▶ Required work
Report how many lines of the following entries include the string "type"; respond with the number alone.

▶ Data extract
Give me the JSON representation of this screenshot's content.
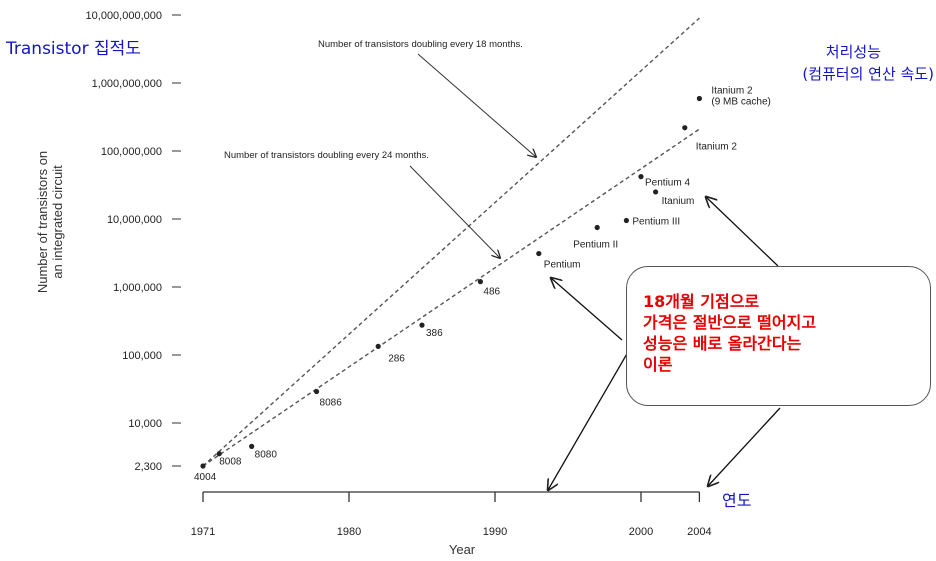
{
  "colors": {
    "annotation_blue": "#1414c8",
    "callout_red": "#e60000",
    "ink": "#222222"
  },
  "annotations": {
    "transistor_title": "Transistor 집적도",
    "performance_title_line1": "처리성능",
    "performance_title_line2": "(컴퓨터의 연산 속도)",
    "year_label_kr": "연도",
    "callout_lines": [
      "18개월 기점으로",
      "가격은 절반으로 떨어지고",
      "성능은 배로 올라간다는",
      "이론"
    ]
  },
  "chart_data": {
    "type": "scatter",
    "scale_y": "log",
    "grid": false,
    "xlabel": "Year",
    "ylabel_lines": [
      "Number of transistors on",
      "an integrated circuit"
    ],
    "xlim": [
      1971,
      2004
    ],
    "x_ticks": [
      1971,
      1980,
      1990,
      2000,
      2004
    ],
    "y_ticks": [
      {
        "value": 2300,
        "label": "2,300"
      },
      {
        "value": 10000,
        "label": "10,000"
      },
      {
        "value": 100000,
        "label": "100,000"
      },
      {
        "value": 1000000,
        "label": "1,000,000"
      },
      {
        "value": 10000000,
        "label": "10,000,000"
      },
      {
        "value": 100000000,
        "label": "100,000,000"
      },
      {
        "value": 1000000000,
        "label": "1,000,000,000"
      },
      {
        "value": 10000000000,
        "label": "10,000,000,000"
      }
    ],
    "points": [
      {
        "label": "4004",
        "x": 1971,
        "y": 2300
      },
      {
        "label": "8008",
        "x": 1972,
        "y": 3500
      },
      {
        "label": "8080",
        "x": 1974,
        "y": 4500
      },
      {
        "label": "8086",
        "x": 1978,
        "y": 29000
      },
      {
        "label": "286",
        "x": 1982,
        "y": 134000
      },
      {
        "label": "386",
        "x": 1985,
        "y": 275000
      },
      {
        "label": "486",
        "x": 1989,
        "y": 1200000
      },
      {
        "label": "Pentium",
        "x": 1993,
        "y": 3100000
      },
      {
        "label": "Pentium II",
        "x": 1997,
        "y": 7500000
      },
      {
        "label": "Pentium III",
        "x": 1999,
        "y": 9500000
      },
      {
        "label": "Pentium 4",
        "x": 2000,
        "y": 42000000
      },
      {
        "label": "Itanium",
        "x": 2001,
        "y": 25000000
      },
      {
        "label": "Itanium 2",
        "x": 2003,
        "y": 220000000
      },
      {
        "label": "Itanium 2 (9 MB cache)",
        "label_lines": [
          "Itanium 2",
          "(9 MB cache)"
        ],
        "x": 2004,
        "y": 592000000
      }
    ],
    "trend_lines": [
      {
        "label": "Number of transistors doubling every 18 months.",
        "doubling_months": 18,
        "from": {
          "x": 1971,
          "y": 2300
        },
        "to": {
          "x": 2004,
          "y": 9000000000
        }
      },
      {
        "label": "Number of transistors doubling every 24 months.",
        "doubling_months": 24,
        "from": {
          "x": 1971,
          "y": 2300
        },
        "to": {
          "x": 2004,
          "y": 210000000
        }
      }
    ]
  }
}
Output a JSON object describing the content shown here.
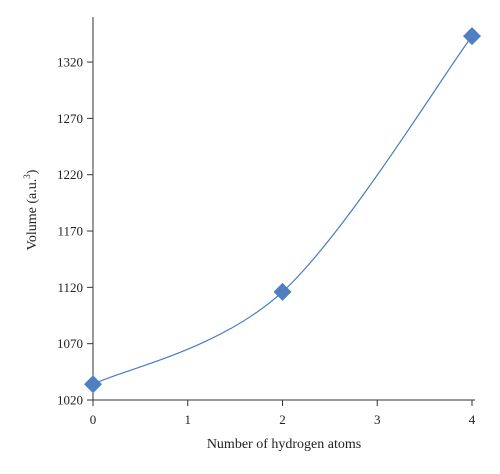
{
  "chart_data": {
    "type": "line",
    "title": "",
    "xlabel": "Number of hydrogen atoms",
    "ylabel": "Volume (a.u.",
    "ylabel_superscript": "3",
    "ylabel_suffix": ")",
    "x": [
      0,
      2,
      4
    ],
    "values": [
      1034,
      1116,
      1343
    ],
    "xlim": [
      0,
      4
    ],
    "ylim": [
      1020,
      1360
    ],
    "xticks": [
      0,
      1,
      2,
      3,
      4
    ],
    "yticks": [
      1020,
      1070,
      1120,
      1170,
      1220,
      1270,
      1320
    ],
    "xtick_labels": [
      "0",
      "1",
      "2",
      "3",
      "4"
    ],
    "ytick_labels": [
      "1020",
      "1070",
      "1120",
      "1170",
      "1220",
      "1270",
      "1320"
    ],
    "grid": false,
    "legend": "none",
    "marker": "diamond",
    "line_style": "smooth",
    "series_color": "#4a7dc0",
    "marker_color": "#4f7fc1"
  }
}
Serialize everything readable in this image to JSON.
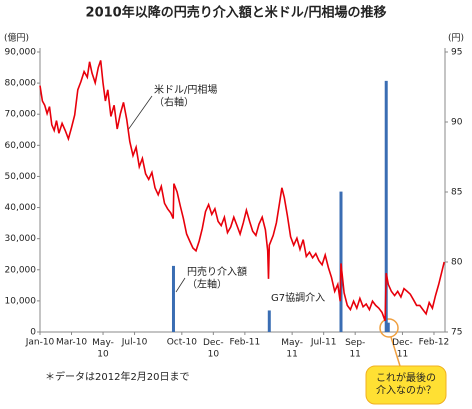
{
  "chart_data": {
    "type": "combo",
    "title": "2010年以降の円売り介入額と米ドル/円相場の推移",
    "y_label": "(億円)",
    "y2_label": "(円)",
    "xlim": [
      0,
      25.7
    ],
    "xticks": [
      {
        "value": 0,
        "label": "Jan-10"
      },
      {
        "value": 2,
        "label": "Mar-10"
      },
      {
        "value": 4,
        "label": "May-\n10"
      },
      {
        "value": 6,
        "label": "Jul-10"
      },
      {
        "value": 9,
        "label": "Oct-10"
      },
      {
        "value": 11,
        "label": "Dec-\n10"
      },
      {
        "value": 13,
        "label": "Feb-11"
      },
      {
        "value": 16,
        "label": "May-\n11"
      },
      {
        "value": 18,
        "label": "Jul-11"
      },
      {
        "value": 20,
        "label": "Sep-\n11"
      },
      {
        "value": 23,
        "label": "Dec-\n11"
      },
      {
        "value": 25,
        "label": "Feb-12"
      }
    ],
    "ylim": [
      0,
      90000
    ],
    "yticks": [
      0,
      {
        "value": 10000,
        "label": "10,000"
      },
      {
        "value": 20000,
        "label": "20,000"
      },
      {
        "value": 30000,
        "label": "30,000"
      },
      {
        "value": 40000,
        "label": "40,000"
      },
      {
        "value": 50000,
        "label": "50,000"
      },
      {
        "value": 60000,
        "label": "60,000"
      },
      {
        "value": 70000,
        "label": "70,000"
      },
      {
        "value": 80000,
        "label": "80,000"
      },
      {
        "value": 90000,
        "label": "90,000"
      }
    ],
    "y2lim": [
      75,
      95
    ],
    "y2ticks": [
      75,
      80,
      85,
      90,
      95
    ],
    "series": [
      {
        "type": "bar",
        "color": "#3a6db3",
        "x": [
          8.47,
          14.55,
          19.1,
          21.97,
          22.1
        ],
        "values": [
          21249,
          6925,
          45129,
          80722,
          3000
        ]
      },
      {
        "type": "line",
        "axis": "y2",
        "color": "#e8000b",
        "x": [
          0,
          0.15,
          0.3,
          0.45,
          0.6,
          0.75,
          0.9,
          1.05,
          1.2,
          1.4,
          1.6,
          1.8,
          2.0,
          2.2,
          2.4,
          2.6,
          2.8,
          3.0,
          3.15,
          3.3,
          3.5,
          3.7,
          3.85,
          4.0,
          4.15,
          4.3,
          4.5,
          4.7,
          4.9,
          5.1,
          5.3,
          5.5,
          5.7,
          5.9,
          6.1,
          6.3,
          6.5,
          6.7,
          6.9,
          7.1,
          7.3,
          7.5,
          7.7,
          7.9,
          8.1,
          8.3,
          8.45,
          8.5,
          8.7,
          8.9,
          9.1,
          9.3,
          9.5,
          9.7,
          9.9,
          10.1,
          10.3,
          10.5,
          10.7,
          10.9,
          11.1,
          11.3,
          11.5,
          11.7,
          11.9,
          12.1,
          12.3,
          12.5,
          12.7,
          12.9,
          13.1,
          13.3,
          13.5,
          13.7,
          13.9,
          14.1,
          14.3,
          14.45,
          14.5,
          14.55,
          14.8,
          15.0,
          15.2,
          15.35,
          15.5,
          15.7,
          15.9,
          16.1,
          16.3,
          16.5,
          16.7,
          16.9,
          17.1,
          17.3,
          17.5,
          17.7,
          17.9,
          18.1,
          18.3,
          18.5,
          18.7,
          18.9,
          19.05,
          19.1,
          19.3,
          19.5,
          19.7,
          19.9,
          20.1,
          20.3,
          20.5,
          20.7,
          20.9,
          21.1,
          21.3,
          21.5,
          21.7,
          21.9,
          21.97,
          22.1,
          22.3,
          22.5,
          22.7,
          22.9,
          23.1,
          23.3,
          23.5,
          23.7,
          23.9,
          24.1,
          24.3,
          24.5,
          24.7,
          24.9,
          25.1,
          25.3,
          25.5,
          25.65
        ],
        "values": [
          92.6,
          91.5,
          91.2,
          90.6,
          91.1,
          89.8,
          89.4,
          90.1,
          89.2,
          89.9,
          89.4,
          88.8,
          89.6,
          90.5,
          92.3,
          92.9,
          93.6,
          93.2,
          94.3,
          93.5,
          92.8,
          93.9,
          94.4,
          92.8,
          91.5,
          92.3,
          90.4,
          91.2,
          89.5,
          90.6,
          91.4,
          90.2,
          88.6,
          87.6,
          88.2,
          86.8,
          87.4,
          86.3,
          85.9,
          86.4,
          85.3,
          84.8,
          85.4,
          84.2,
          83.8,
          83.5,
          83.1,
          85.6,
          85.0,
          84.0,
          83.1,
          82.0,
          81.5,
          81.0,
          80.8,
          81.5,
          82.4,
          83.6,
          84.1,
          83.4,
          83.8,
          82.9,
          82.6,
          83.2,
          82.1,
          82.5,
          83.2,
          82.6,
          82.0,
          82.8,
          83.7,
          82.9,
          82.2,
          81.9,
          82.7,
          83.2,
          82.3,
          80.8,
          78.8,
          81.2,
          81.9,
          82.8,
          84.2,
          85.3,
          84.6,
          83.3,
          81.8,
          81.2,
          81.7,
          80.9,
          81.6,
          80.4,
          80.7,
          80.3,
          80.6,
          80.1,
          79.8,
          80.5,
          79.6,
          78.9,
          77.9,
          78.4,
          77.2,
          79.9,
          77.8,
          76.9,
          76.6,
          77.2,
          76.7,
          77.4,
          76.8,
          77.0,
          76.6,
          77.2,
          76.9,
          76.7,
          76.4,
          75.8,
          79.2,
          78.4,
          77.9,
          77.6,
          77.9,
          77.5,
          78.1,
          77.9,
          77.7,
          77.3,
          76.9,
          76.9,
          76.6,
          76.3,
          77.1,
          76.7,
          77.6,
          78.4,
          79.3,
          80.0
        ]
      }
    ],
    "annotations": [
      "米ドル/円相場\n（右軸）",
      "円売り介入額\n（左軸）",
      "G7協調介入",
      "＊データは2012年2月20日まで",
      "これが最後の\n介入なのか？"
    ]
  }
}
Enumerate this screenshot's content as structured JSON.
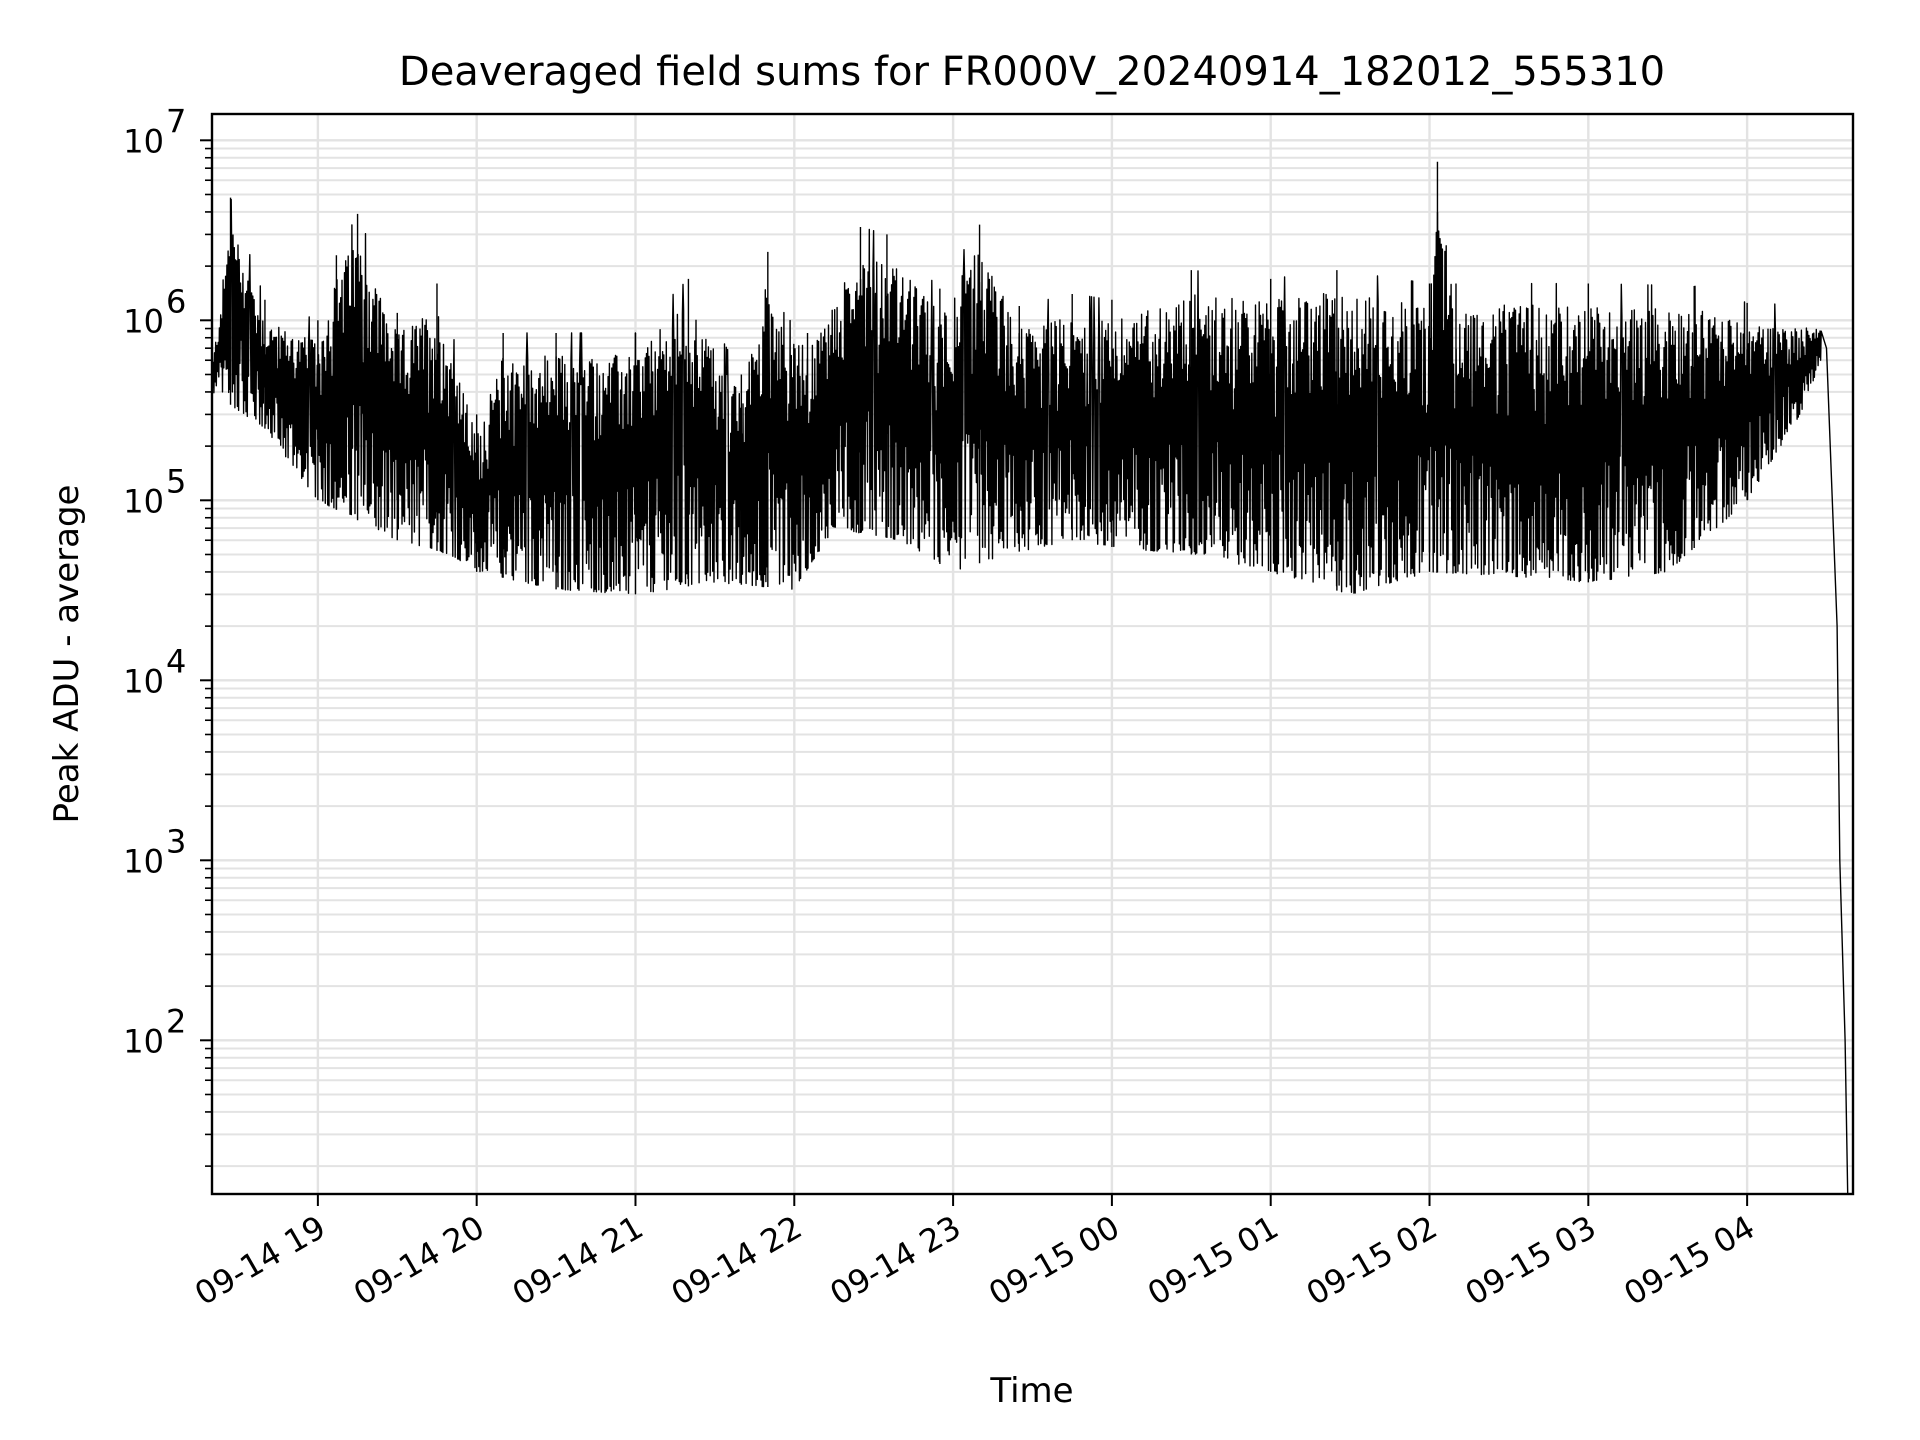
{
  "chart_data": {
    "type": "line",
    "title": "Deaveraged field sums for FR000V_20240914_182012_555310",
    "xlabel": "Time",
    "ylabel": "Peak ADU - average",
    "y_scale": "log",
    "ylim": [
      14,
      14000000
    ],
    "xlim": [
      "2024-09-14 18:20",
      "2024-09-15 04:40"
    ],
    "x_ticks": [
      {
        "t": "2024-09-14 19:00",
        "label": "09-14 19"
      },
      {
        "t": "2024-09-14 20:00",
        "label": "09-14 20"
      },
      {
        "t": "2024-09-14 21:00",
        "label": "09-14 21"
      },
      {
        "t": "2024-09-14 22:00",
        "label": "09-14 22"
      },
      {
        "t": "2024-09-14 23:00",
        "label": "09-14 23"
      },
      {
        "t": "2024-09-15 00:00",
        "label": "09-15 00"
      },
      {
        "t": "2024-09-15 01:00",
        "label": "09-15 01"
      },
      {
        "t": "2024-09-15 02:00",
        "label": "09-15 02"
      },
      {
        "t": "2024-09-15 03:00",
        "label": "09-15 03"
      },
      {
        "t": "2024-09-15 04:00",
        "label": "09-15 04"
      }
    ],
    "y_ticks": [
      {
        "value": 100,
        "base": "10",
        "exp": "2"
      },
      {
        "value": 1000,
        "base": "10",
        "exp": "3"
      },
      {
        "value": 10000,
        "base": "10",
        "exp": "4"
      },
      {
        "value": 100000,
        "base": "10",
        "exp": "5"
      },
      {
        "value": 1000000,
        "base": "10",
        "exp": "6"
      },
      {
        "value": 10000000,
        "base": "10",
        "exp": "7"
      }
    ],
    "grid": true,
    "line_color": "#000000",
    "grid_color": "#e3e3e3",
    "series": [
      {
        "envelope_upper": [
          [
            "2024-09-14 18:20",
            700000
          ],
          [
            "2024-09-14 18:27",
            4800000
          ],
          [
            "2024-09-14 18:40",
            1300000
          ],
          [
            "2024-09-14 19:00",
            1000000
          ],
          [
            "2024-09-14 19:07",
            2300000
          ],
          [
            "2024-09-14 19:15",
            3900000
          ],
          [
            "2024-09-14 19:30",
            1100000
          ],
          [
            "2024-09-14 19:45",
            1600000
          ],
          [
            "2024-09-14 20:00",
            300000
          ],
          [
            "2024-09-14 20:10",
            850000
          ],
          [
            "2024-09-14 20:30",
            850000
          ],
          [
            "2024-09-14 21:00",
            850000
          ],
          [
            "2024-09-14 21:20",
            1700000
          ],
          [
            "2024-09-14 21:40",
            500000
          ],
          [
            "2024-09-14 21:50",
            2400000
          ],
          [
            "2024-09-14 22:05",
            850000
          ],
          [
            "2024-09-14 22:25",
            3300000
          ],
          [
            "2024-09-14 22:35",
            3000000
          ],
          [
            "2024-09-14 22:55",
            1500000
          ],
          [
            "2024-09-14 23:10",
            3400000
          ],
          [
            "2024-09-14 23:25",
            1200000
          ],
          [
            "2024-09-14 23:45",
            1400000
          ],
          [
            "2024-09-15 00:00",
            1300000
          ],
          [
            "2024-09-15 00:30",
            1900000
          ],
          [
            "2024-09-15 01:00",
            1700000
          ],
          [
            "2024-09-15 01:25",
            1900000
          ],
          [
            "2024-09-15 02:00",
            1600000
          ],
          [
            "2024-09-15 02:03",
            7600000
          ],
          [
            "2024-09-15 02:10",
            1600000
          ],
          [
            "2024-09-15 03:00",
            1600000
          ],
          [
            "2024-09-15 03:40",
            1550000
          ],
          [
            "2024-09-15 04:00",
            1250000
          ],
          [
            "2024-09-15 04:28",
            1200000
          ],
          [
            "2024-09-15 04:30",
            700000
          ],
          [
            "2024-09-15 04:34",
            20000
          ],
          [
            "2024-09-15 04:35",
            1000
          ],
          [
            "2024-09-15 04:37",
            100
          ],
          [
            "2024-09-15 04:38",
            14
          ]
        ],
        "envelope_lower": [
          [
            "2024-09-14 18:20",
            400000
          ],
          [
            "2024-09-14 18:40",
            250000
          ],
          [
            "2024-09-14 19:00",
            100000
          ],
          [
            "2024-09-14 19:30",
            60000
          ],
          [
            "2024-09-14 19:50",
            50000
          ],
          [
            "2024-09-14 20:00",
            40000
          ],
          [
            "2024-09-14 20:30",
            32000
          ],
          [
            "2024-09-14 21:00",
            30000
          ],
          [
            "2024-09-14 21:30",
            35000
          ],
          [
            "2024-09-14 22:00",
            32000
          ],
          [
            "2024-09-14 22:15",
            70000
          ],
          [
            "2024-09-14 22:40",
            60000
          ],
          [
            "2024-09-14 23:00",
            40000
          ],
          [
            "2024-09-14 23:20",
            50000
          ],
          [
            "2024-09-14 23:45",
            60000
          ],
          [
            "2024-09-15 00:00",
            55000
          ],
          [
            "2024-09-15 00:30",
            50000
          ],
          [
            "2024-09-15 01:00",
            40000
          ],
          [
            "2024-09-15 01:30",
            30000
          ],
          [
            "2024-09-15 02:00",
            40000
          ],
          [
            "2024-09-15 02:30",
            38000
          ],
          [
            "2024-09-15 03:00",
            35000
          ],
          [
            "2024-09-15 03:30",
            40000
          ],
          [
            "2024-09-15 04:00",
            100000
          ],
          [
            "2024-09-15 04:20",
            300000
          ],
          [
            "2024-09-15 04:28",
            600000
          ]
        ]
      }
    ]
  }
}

▶ The result
6